## Task to carry out:
Spot every line with the word "horizontal" and return it.

□ □ □ □ □ □ □

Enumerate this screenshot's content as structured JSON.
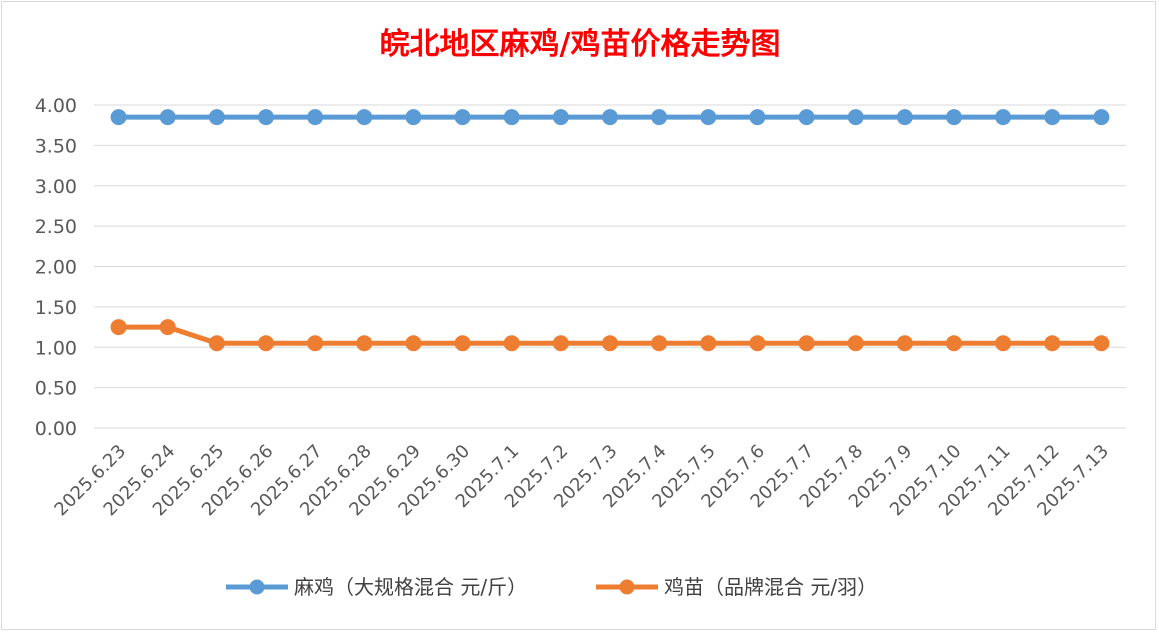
{
  "chart_data": {
    "type": "line",
    "title": "皖北地区麻鸡/鸡苗价格走势图",
    "xlabel": "",
    "ylabel": "",
    "ylim": [
      0,
      4
    ],
    "yticks": [
      "0.00",
      "0.50",
      "1.00",
      "1.50",
      "2.00",
      "2.50",
      "3.00",
      "3.50",
      "4.00"
    ],
    "ytick_values": [
      0,
      0.5,
      1,
      1.5,
      2,
      2.5,
      3,
      3.5,
      4
    ],
    "grid": true,
    "legend_position": "bottom",
    "categories": [
      "2025.6.23",
      "2025.6.24",
      "2025.6.25",
      "2025.6.26",
      "2025.6.27",
      "2025.6.28",
      "2025.6.29",
      "2025.6.30",
      "2025.7.1",
      "2025.7.2",
      "2025.7.3",
      "2025.7.4",
      "2025.7.5",
      "2025.7.6",
      "2025.7.7",
      "2025.7.8",
      "2025.7.9",
      "2025.7.10",
      "2025.7.11",
      "2025.7.12",
      "2025.7.13"
    ],
    "series": [
      {
        "name": "麻鸡（大规格混合 元/斤）",
        "color": "#5b9bd5",
        "values": [
          3.85,
          3.85,
          3.85,
          3.85,
          3.85,
          3.85,
          3.85,
          3.85,
          3.85,
          3.85,
          3.85,
          3.85,
          3.85,
          3.85,
          3.85,
          3.85,
          3.85,
          3.85,
          3.85,
          3.85,
          3.85
        ]
      },
      {
        "name": "鸡苗（品牌混合 元/羽）",
        "color": "#ed7d31",
        "values": [
          1.25,
          1.25,
          1.05,
          1.05,
          1.05,
          1.05,
          1.05,
          1.05,
          1.05,
          1.05,
          1.05,
          1.05,
          1.05,
          1.05,
          1.05,
          1.05,
          1.05,
          1.05,
          1.05,
          1.05,
          1.05
        ]
      }
    ]
  }
}
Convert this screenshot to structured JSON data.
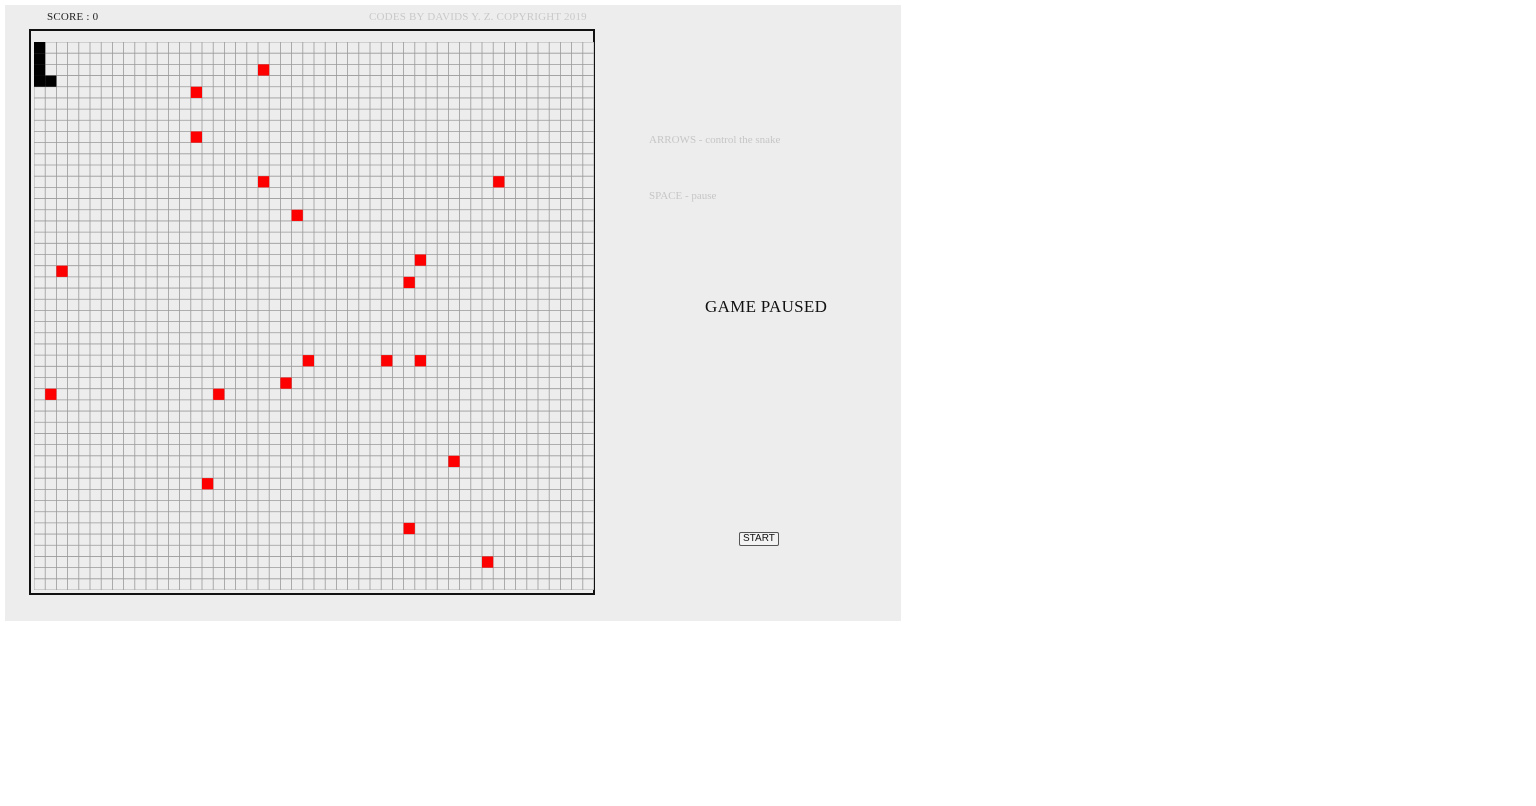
{
  "header": {
    "score_label": "SCORE : 0",
    "copyright": "CODES BY DAVIDS Y. Z. COPYRIGHT 2019"
  },
  "board": {
    "columns": 50,
    "rows": 49,
    "grid_line_color": "#9a9a9a",
    "cell_background": "#ededed",
    "snake_color": "#000000",
    "food_color": "#ff0000",
    "snake": [
      [
        0,
        0
      ],
      [
        0,
        1
      ],
      [
        0,
        2
      ],
      [
        0,
        3
      ],
      [
        1,
        3
      ]
    ],
    "food": [
      [
        20,
        2
      ],
      [
        14,
        4
      ],
      [
        14,
        8
      ],
      [
        20,
        12
      ],
      [
        41,
        12
      ],
      [
        23,
        15
      ],
      [
        34,
        19
      ],
      [
        2,
        20
      ],
      [
        33,
        21
      ],
      [
        24,
        28
      ],
      [
        31,
        28
      ],
      [
        34,
        28
      ],
      [
        22,
        30
      ],
      [
        1,
        31
      ],
      [
        16,
        31
      ],
      [
        37,
        37
      ],
      [
        15,
        39
      ],
      [
        33,
        43
      ],
      [
        40,
        46
      ]
    ]
  },
  "help": {
    "arrows": "ARROWS - control the snake",
    "space": "SPACE - pause"
  },
  "status": "GAME PAUSED",
  "controls": {
    "start_label": "START"
  }
}
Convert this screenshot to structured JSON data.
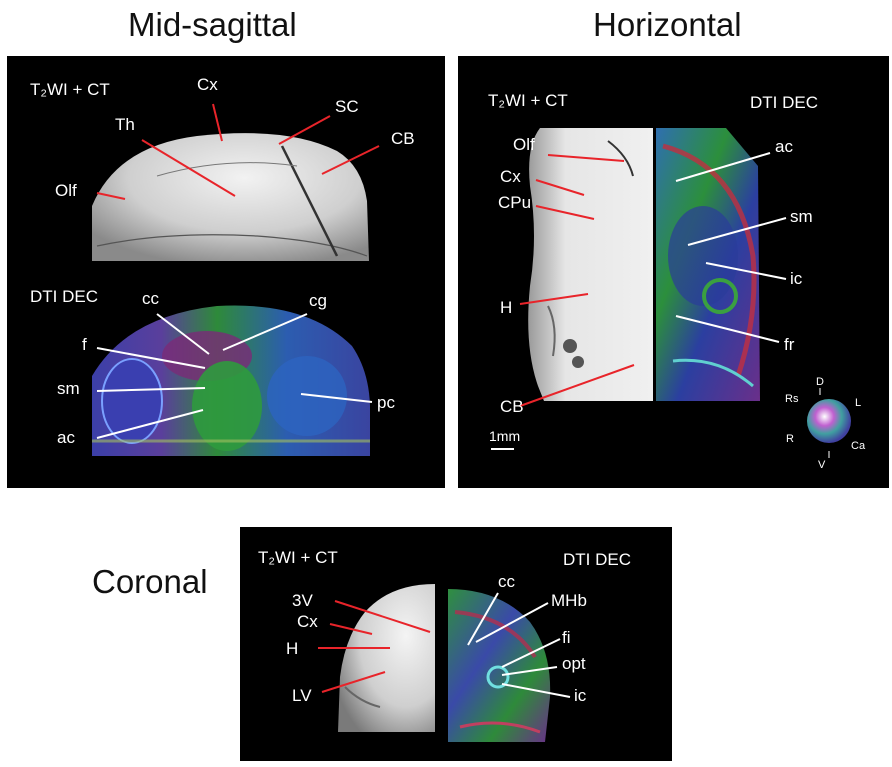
{
  "titles": {
    "sagittal": "Mid-sagittal",
    "horizontal": "Horizontal",
    "coronal": "Coronal"
  },
  "sagittal": {
    "modality_top": "T₂WI + CT",
    "modality_bottom": "DTI DEC",
    "labels": {
      "cx": "Cx",
      "th": "Th",
      "sc": "SC",
      "cb": "CB",
      "olf": "Olf",
      "cc": "cc",
      "cg": "cg",
      "f": "f",
      "sm": "sm",
      "ac": "ac",
      "pc": "pc"
    }
  },
  "horizontal": {
    "modality_left": "T₂WI + CT",
    "modality_right": "DTI DEC",
    "labels": {
      "olf": "Olf",
      "cx": "Cx",
      "cpu": "CPu",
      "h": "H",
      "cb": "CB",
      "ac": "ac",
      "sm": "sm",
      "ic": "ic",
      "fr": "fr"
    },
    "scale_bar": "1mm",
    "orientation": {
      "d": "D",
      "rs": "Rs",
      "l": "L",
      "r": "R",
      "ca": "Ca",
      "v": "V"
    }
  },
  "coronal": {
    "modality_left": "T₂WI + CT",
    "modality_right": "DTI DEC",
    "labels": {
      "v3": "3V",
      "cx": "Cx",
      "h": "H",
      "lv": "LV",
      "cc": "cc",
      "mhb": "MHb",
      "fi": "fi",
      "opt": "opt",
      "ic": "ic"
    }
  },
  "colors": {
    "red_line": "#e8242a",
    "white_line": "#ffffff",
    "panel_bg": "#000000"
  }
}
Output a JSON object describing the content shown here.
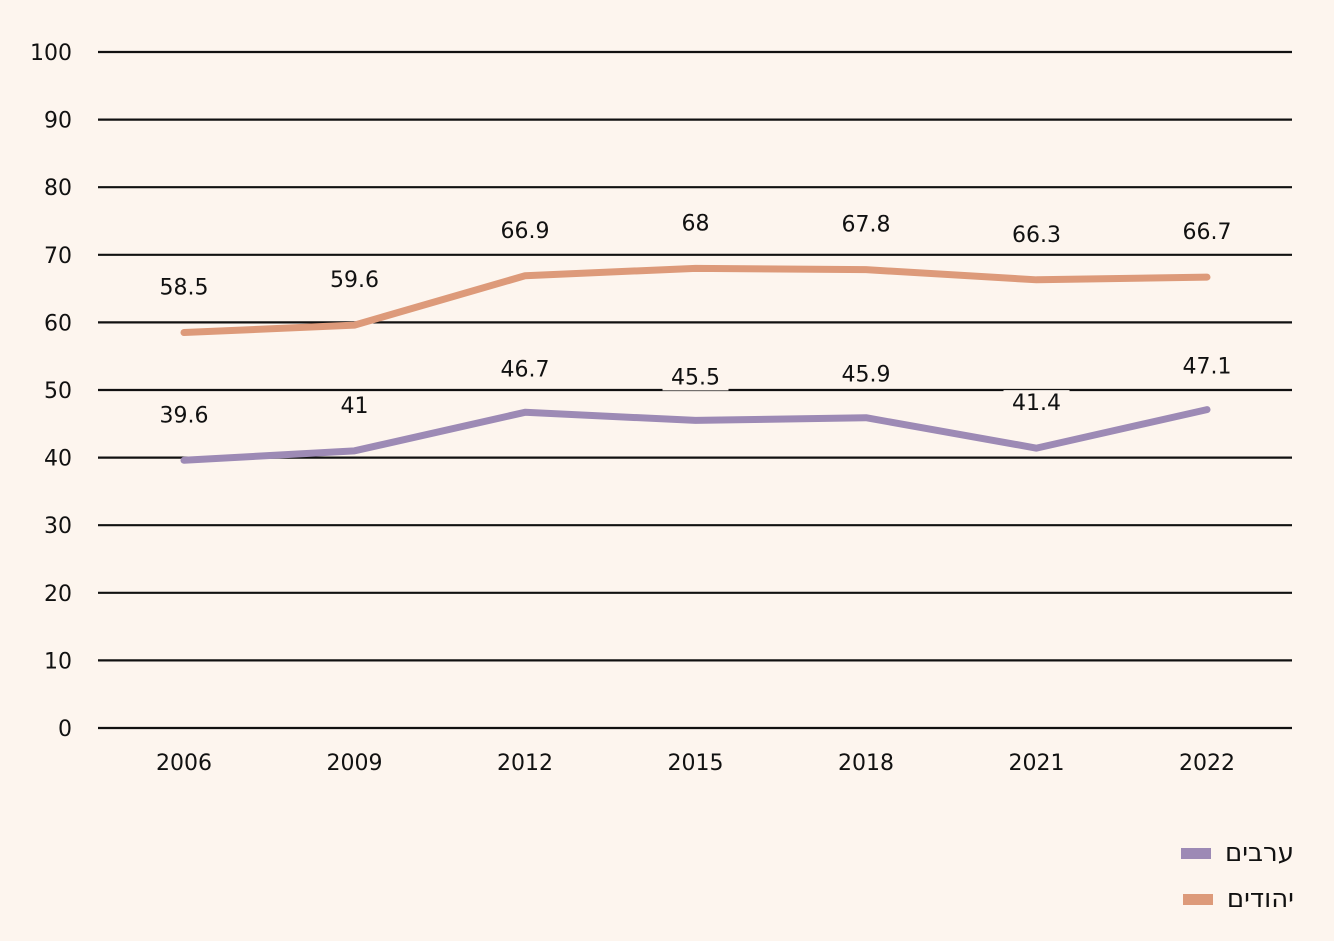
{
  "chart_data": {
    "type": "line",
    "x": [
      "2006",
      "2009",
      "2012",
      "2015",
      "2018",
      "2021",
      "2022"
    ],
    "ylim": [
      0,
      100
    ],
    "yticks": [
      0,
      10,
      20,
      30,
      40,
      50,
      60,
      70,
      80,
      90,
      100
    ],
    "grid": true,
    "legend_position": "bottom-right",
    "series": [
      {
        "name": "יהודים",
        "color": "#dd9a7a",
        "values": [
          58.5,
          59.6,
          66.9,
          68,
          67.8,
          66.3,
          66.7
        ],
        "labels": [
          "58.5",
          "59.6",
          "66.9",
          "68",
          "67.8",
          "66.3",
          "66.7"
        ]
      },
      {
        "name": "ערבים",
        "color": "#9d8ab5",
        "values": [
          39.6,
          41,
          46.7,
          45.5,
          45.9,
          41.4,
          47.1
        ],
        "labels": [
          "39.6",
          "41",
          "46.7",
          "45.5",
          "45.9",
          "41.4",
          "47.1"
        ]
      }
    ]
  },
  "colors": {
    "background": "#fdf5ee",
    "gridline": "#111111",
    "text": "#111111"
  },
  "legend": [
    {
      "label": "ערבים",
      "color": "#9d8ab5"
    },
    {
      "label": "יהודים",
      "color": "#dd9a7a"
    }
  ]
}
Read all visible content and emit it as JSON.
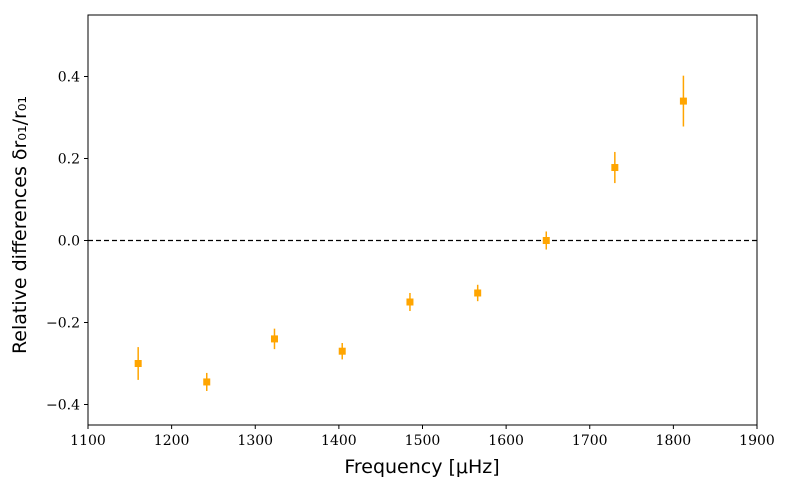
{
  "chart_data": {
    "type": "scatter",
    "title": "",
    "xlabel": "Frequency [μHz]",
    "ylabel": "Relative differences δr₀₁/r₀₁",
    "xlim": [
      1100,
      1900
    ],
    "ylim": [
      -0.45,
      0.55
    ],
    "xticks": [
      1100,
      1200,
      1300,
      1400,
      1500,
      1600,
      1700,
      1800,
      1900
    ],
    "xtick_labels": [
      "1100",
      "1200",
      "1300",
      "1400",
      "1500",
      "1600",
      "1700",
      "1800",
      "1900"
    ],
    "yticks": [
      -0.4,
      -0.2,
      0.0,
      0.2,
      0.4
    ],
    "ytick_labels": [
      "−0.4",
      "−0.2",
      "0.0",
      "0.2",
      "0.4"
    ],
    "grid": false,
    "reference_line": {
      "y": 0.0,
      "style": "dashed",
      "color": "#000000"
    },
    "series": [
      {
        "marker": "square",
        "color": "#FFA500",
        "points": [
          {
            "x": 1160,
            "y": -0.3,
            "yerr": 0.04
          },
          {
            "x": 1242,
            "y": -0.345,
            "yerr": 0.022
          },
          {
            "x": 1323,
            "y": -0.24,
            "yerr": 0.025
          },
          {
            "x": 1404,
            "y": -0.27,
            "yerr": 0.02
          },
          {
            "x": 1485,
            "y": -0.15,
            "yerr": 0.022
          },
          {
            "x": 1566,
            "y": -0.128,
            "yerr": 0.02
          },
          {
            "x": 1648,
            "y": 0.0,
            "yerr": 0.022
          },
          {
            "x": 1730,
            "y": 0.178,
            "yerr": 0.038
          },
          {
            "x": 1812,
            "y": 0.34,
            "yerr": 0.062
          }
        ]
      }
    ]
  }
}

□ □ □ □ □ □ □

## Written solution:
    "horizontal": "Horizontal",
  "horizontal": {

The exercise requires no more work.